- Aim -
Copy out all the data, word for word.

-=-=-

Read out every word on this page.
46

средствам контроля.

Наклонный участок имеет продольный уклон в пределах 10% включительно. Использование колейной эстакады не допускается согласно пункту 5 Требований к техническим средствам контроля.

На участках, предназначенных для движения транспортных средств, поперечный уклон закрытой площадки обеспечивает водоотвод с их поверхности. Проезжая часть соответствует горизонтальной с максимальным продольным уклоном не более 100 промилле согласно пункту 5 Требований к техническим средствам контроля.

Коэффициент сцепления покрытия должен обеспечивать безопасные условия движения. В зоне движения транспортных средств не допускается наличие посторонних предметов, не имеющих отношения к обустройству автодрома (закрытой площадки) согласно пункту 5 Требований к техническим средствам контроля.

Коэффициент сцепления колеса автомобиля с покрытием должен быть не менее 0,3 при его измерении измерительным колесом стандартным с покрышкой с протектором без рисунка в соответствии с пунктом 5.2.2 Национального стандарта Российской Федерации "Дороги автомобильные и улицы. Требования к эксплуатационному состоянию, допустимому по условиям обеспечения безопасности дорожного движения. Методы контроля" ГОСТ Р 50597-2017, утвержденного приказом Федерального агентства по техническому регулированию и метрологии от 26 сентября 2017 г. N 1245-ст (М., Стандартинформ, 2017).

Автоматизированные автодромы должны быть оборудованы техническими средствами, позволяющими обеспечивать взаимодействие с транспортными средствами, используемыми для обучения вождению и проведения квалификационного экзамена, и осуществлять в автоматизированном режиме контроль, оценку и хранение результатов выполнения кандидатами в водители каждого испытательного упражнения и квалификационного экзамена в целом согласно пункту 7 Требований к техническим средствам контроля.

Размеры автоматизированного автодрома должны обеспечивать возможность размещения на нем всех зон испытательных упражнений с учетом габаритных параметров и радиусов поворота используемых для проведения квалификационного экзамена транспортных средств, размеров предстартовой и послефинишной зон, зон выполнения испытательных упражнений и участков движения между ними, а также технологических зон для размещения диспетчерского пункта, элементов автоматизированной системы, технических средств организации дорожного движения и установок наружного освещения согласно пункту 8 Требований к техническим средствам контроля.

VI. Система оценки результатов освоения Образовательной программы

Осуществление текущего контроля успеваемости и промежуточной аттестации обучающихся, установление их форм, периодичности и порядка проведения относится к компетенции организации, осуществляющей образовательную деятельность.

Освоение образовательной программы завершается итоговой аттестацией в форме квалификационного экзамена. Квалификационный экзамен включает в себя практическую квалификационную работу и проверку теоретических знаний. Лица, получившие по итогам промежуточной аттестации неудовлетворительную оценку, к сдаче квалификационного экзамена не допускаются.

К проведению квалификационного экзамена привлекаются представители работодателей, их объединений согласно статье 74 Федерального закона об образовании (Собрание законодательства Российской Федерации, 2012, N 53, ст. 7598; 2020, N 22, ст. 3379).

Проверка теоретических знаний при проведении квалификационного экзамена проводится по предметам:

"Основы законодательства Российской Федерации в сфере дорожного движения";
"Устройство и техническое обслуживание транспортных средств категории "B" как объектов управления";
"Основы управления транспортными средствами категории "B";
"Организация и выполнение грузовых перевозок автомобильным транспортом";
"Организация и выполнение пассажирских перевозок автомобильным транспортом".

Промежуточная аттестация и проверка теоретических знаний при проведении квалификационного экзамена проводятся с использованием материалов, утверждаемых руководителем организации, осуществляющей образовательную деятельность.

-=-=-

- Solution -
Read out every word on this page.
46

средствам контроля.

Наклонный участок имеет продольный уклон в пределах 10% включительно. Использование колейной эстакады не допускается согласно пункту 5 Требований к техническим средствам контроля.

На участках, предназначенных для движения транспортных средств, поперечный уклон закрытой площадки обеспечивает водоотвод с их поверхности. Проезжая часть соответствует горизонтальной с максимальным продольным уклоном не более 100 промилле согласно пункту 5 Требований к техническим средствам контроля.

Коэффициент сцепления покрытия должен обеспечивать безопасные условия движения. В зоне движения транспортных средств не допускается наличие посторонних предметов, не имеющих отношения к обустройству автодрома (закрытой площадки) согласно пункту 5 Требований к техническим средствам контроля.

Коэффициент сцепления колеса автомобиля с покрытием должен быть не менее 0,3 при его измерении измерительным колесом стандартным с покрышкой с протектором без рисунка в соответствии с пунктом 5.2.2 Национального стандарта Российской Федерации "Дороги автомобильные и улицы. Требования к эксплуатационному состоянию, допустимому по условиям обеспечения безопасности дорожного движения. Методы контроля" ГОСТ Р 50597-2017, утвержденного приказом Федерального агентства по техническому регулированию и метрологии от 26 сентября 2017 г. N 1245-ст (М., Стандартинформ, 2017).

Автоматизированные автодромы должны быть оборудованы техническими средствами, позволяющими обеспечивать взаимодействие с транспортными средствами, используемыми для обучения вождению и проведения квалификационного экзамена, и осуществлять в автоматизированном режиме контроль, оценку и хранение результатов выполнения кандидатами в водители каждого испытательного упражнения и квалификационного экзамена в целом согласно пункту 7 Требований к техническим средствам контроля.

Размеры автоматизированного автодрома должны обеспечивать возможность размещения на нем всех зон испытательных упражнений с учетом габаритных параметров и радиусов поворота используемых для проведения квалификационного экзамена транспортных средств, размеров предстартовой и послефинишной зон, зон выполнения испытательных упражнений и участков движения между ними, а также технологических зон для размещения диспетчерского пункта, элементов автоматизированной системы, технических средств организации дорожного движения и установок наружного освещения согласно пункту 8 Требований к техническим средствам контроля.

VI. Система оценки результатов освоения Образовательной программы

Осуществление текущего контроля успеваемости и промежуточной аттестации обучающихся, установление их форм, периодичности и порядка проведения относится к компетенции организации, осуществляющей образовательную деятельность.

Освоение образовательной программы завершается итоговой аттестацией в форме квалификационного экзамена. Квалификационный экзамен включает в себя практическую квалификационную работу и проверку теоретических знаний. Лица, получившие по итогам промежуточной аттестации неудовлетворительную оценку, к сдаче квалификационного экзамена не допускаются.

К проведению квалификационного экзамена привлекаются представители работодателей, их объединений согласно статье 74 Федерального закона об образовании (Собрание законодательства Российской Федерации, 2012, N 53, ст. 7598; 2020, N 22, ст. 3379).

Проверка теоретических знаний при проведении квалификационного экзамена проводится по предметам:

"Основы законодательства Российской Федерации в сфере дорожного движения";
"Устройство и техническое обслуживание транспортных средств категории "B" как объектов управления";
"Основы управления транспортными средствами категории "B";
"Организация и выполнение грузовых перевозок автомобильным транспортом";
"Организация и выполнение пассажирских перевозок автомобильным транспортом".

Промежуточная аттестация и проверка теоретических знаний при проведении квалификационного экзамена проводятся с использованием материалов, утверждаемых руководителем организации, осуществляющей образовательную деятельность.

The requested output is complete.